- Figure dataset records

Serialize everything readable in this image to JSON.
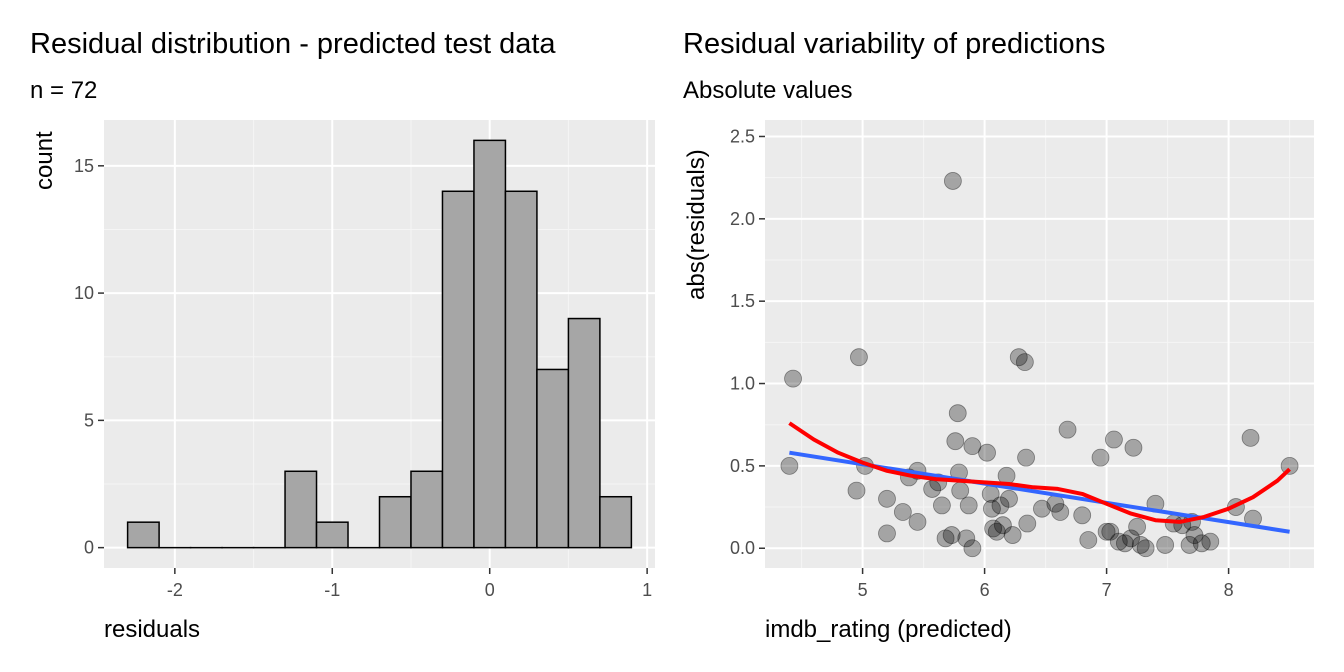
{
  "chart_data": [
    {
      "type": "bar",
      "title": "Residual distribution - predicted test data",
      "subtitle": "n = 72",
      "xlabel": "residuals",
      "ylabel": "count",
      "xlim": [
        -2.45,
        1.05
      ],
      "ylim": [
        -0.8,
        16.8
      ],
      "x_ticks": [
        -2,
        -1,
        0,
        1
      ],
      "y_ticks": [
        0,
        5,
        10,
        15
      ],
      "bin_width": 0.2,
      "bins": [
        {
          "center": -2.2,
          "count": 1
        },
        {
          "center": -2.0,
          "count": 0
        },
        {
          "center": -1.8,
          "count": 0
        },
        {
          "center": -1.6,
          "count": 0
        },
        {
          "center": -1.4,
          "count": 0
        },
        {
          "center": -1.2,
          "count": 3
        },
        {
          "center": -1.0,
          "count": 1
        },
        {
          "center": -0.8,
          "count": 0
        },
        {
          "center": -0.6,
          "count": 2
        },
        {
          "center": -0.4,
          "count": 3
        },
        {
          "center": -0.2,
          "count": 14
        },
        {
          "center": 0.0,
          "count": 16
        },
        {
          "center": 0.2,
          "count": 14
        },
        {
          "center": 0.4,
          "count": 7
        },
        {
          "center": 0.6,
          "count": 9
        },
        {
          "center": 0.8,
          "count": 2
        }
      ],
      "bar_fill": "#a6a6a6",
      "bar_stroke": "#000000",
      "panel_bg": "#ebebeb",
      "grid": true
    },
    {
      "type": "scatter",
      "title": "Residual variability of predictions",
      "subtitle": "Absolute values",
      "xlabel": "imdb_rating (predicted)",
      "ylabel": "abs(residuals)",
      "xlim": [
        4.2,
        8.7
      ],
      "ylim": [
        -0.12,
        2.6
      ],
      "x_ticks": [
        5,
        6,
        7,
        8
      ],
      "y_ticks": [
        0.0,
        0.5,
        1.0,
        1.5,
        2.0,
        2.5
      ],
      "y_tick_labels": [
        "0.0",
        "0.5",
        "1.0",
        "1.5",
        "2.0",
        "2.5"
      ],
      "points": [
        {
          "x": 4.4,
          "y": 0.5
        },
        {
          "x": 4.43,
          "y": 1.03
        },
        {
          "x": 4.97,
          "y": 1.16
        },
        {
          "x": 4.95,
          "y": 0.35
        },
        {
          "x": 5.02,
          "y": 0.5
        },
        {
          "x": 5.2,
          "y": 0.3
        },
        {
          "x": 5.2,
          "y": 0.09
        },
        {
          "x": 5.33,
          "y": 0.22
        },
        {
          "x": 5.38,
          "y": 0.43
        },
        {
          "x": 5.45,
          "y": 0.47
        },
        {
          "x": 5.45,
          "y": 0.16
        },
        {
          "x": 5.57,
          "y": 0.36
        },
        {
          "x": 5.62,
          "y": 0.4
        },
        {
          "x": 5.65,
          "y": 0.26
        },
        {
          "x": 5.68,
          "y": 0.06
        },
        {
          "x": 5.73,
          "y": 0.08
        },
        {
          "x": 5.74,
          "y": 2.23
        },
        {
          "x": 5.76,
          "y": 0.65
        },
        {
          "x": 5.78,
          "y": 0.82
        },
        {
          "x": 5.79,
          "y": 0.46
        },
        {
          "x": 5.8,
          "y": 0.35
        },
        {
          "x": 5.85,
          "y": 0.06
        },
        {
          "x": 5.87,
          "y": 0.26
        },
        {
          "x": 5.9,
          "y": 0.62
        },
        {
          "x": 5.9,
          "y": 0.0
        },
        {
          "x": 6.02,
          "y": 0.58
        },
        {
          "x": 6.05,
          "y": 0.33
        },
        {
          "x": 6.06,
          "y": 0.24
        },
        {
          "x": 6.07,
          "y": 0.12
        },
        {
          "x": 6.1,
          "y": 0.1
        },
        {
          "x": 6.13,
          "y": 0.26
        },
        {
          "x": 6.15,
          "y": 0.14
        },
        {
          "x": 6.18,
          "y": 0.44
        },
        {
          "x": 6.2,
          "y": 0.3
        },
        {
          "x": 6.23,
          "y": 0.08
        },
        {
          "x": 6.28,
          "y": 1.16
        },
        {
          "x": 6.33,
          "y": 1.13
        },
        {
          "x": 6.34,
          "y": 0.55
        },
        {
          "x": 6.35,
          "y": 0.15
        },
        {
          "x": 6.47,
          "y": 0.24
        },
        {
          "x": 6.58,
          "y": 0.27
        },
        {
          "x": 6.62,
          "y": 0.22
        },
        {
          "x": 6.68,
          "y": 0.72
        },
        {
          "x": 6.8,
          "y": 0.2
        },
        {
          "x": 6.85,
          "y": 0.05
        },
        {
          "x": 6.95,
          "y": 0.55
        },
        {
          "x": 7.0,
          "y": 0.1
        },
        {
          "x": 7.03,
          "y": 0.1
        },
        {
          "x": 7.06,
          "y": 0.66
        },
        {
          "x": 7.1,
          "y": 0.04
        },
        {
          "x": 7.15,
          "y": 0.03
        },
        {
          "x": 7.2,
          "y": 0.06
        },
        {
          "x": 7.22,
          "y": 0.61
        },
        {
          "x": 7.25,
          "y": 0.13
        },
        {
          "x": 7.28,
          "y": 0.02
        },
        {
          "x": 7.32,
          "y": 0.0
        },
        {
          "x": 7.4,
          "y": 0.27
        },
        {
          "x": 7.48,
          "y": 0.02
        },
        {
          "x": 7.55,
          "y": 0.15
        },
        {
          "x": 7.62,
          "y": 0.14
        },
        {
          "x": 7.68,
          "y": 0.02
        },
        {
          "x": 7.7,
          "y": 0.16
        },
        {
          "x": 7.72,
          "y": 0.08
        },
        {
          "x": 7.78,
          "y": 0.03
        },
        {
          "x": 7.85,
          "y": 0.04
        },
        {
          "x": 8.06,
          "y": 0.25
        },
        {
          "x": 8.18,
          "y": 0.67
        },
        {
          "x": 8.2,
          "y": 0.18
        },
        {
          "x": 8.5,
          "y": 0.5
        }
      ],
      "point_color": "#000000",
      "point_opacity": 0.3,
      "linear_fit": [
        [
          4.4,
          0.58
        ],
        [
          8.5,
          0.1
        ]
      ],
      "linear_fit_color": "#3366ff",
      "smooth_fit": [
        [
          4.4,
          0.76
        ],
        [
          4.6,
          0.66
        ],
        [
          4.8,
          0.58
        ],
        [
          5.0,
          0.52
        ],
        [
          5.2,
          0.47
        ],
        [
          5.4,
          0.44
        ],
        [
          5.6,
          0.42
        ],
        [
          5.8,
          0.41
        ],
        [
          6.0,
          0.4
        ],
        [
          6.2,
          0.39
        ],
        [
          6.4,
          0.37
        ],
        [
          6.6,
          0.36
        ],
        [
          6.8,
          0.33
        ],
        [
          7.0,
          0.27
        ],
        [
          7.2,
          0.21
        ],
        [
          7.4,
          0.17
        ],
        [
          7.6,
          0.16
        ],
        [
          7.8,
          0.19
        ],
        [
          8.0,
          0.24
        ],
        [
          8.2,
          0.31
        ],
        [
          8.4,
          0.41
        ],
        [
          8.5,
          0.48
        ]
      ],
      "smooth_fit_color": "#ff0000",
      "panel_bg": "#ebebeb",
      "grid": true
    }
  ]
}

- PROBLEM DETAILS
Scan the data for the word "residuals" and copy every line where it shows up.

- CORRECT ANSWER
      "xlabel": "residuals",
      "ylabel": "abs(residuals)",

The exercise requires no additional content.